Would you repeat the listing exactly but omit every picture?

** START Data shown **

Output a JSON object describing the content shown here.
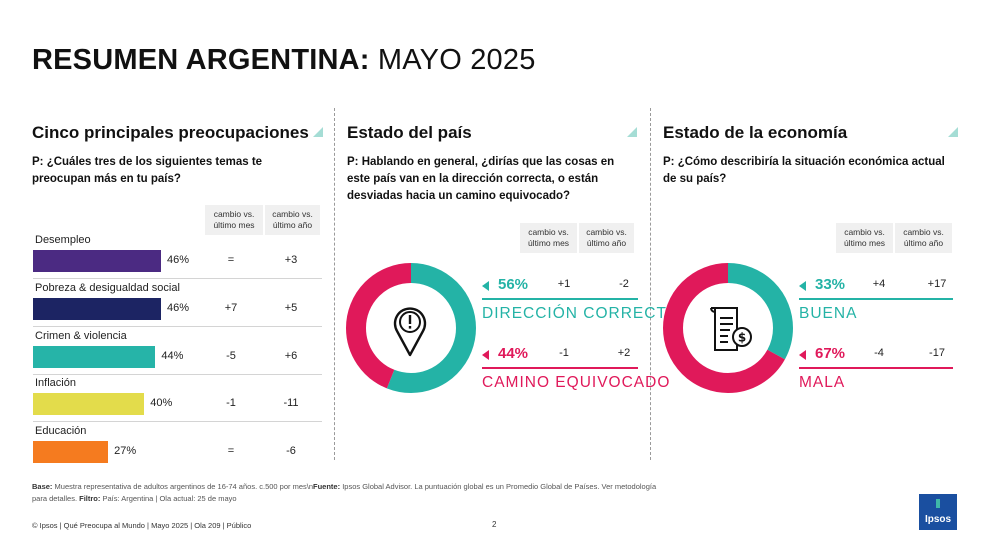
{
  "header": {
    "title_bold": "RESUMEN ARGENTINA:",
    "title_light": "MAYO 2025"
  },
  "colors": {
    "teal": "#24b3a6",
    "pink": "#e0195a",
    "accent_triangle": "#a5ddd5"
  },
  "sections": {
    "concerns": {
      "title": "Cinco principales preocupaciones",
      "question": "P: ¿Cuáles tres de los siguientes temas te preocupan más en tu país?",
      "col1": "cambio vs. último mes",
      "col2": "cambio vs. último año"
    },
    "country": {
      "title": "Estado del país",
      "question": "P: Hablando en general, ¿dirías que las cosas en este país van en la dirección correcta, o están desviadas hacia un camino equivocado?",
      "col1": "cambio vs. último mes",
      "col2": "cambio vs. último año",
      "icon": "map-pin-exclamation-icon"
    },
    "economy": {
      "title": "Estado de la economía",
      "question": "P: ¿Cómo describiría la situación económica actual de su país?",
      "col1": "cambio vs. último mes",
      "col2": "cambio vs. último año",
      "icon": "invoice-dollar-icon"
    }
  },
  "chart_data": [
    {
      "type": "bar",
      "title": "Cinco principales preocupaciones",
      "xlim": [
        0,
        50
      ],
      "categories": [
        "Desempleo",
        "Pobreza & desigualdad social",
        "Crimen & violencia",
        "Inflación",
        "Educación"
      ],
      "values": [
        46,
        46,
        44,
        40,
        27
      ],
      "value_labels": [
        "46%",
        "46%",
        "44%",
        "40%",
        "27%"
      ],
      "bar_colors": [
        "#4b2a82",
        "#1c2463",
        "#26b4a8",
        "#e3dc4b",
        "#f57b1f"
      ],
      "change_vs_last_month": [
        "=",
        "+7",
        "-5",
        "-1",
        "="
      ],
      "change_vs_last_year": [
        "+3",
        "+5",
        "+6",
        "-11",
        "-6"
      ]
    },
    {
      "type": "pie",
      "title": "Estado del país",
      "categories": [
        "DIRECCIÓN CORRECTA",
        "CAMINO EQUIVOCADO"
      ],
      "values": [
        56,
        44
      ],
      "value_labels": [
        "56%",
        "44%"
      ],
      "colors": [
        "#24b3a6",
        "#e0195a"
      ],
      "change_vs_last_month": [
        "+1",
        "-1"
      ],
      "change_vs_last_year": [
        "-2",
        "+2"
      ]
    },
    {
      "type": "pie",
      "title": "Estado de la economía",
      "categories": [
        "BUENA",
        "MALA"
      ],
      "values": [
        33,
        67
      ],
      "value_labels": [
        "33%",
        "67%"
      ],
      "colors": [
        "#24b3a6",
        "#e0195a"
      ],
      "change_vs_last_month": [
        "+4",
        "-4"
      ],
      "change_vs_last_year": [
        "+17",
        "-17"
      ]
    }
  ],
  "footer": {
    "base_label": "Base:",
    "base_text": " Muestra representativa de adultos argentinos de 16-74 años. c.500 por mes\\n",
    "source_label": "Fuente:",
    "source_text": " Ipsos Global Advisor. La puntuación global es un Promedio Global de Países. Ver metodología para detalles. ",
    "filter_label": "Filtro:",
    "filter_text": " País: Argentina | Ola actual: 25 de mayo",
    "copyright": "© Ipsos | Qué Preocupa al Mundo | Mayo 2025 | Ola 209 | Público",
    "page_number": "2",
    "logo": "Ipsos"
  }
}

** END Data shown **

**Written answer:**
Output a JSON object describing the content shown here.
{
  "header": {
    "title_bold": "RESUMEN ARGENTINA:",
    "title_light": "MAYO 2025"
  },
  "colors": {
    "teal": "#24b3a6",
    "pink": "#e0195a",
    "accent_triangle": "#a5ddd5"
  },
  "sections": {
    "concerns": {
      "title": "Cinco principales preocupaciones",
      "question": "P: ¿Cuáles tres de los siguientes temas te preocupan más en tu país?",
      "col1": "cambio vs. último mes",
      "col2": "cambio vs. último año"
    },
    "country": {
      "title": "Estado del país",
      "question": "P: Hablando en general, ¿dirías que las cosas en este país van en la dirección correcta, o están desviadas hacia un camino equivocado?",
      "col1": "cambio vs. último mes",
      "col2": "cambio vs. último año",
      "icon": "map-pin-exclamation-icon"
    },
    "economy": {
      "title": "Estado de la economía",
      "question": "P: ¿Cómo describiría la situación económica actual de su país?",
      "col1": "cambio vs. último mes",
      "col2": "cambio vs. último año",
      "icon": "invoice-dollar-icon"
    }
  },
  "chart_data": [
    {
      "type": "bar",
      "title": "Cinco principales preocupaciones",
      "xlim": [
        0,
        50
      ],
      "categories": [
        "Desempleo",
        "Pobreza & desigualdad social",
        "Crimen & violencia",
        "Inflación",
        "Educación"
      ],
      "values": [
        46,
        46,
        44,
        40,
        27
      ],
      "value_labels": [
        "46%",
        "46%",
        "44%",
        "40%",
        "27%"
      ],
      "bar_colors": [
        "#4b2a82",
        "#1c2463",
        "#26b4a8",
        "#e3dc4b",
        "#f57b1f"
      ],
      "change_vs_last_month": [
        "=",
        "+7",
        "-5",
        "-1",
        "="
      ],
      "change_vs_last_year": [
        "+3",
        "+5",
        "+6",
        "-11",
        "-6"
      ]
    },
    {
      "type": "pie",
      "title": "Estado del país",
      "categories": [
        "DIRECCIÓN CORRECTA",
        "CAMINO EQUIVOCADO"
      ],
      "values": [
        56,
        44
      ],
      "value_labels": [
        "56%",
        "44%"
      ],
      "colors": [
        "#24b3a6",
        "#e0195a"
      ],
      "change_vs_last_month": [
        "+1",
        "-1"
      ],
      "change_vs_last_year": [
        "-2",
        "+2"
      ]
    },
    {
      "type": "pie",
      "title": "Estado de la economía",
      "categories": [
        "BUENA",
        "MALA"
      ],
      "values": [
        33,
        67
      ],
      "value_labels": [
        "33%",
        "67%"
      ],
      "colors": [
        "#24b3a6",
        "#e0195a"
      ],
      "change_vs_last_month": [
        "+4",
        "-4"
      ],
      "change_vs_last_year": [
        "+17",
        "-17"
      ]
    }
  ],
  "footer": {
    "base_label": "Base:",
    "base_text": " Muestra representativa de adultos argentinos de 16-74 años. c.500 por mes\\n",
    "source_label": "Fuente:",
    "source_text": " Ipsos Global Advisor. La puntuación global es un Promedio Global de Países. Ver metodología para detalles. ",
    "filter_label": "Filtro:",
    "filter_text": " País: Argentina | Ola actual: 25 de mayo",
    "copyright": "© Ipsos | Qué Preocupa al Mundo | Mayo 2025 | Ola 209 | Público",
    "page_number": "2",
    "logo": "Ipsos"
  }
}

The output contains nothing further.